• Given problem
Only the number is wanted: tally the lines below that contain the word "aktuellen".

• Entries
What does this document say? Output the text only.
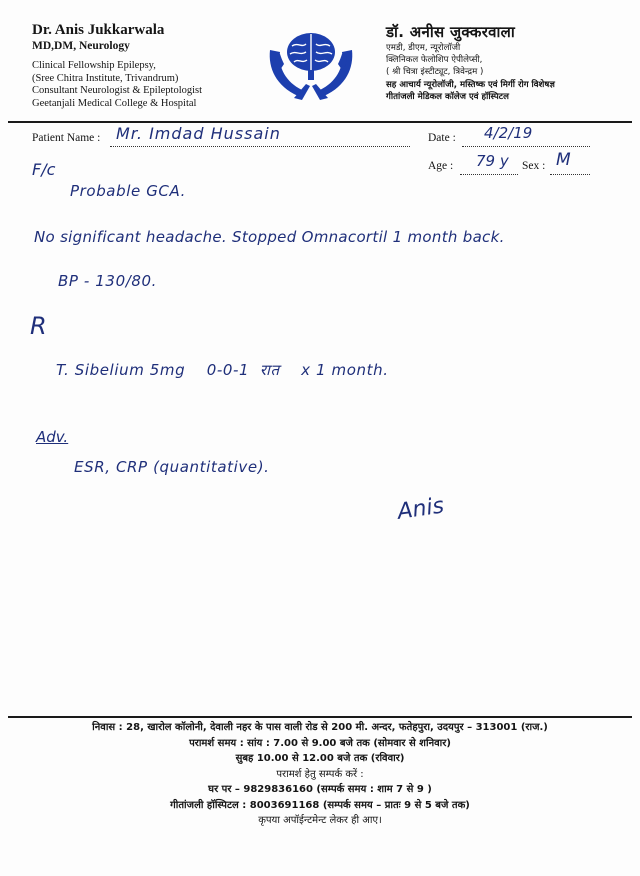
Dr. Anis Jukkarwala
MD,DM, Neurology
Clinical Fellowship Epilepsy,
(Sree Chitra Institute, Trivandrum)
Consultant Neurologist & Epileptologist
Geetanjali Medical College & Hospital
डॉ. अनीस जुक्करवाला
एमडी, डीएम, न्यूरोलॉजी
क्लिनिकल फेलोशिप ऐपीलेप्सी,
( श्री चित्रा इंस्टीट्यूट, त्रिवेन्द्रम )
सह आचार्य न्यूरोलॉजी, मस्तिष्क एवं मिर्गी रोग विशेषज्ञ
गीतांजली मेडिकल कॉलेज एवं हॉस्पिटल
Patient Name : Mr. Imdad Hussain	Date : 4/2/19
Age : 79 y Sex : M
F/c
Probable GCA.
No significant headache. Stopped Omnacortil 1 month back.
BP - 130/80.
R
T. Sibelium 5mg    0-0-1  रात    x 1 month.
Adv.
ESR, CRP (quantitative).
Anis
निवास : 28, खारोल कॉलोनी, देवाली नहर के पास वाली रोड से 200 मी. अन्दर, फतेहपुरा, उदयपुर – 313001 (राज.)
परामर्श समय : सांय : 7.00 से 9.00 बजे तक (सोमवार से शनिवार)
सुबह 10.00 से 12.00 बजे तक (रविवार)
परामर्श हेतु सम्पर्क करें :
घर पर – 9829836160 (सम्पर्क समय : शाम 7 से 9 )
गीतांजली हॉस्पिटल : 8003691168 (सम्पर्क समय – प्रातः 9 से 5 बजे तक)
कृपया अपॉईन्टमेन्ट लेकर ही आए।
--
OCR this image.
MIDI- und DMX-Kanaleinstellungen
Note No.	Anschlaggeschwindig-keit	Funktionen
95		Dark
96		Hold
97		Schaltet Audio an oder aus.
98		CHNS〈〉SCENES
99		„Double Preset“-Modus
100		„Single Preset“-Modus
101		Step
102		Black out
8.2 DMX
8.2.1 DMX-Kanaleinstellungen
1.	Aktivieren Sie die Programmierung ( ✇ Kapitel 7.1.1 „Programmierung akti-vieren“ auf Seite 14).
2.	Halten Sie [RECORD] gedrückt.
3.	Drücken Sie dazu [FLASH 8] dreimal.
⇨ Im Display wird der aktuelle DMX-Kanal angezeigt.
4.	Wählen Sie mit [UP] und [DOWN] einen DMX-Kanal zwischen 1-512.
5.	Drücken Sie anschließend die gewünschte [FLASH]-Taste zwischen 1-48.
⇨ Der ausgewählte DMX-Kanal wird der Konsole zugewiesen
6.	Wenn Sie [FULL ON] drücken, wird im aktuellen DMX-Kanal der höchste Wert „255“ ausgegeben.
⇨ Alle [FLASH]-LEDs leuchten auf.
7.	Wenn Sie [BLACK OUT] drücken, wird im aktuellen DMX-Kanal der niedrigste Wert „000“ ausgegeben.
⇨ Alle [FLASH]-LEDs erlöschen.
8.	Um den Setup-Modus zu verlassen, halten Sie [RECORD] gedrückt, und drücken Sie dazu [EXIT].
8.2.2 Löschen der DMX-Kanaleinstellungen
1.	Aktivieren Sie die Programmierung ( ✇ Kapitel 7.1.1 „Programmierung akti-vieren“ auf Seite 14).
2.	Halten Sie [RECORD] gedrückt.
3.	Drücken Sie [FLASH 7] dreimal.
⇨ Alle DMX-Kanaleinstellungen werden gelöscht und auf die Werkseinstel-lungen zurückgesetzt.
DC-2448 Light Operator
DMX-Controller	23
* * *
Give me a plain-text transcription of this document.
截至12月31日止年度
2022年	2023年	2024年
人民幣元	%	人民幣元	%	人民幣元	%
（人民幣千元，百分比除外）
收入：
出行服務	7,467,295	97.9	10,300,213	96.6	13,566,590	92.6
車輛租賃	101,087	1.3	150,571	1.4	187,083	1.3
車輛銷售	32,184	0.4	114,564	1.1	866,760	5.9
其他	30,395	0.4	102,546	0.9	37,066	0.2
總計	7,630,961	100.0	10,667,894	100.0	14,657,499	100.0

• Result for this exercise
2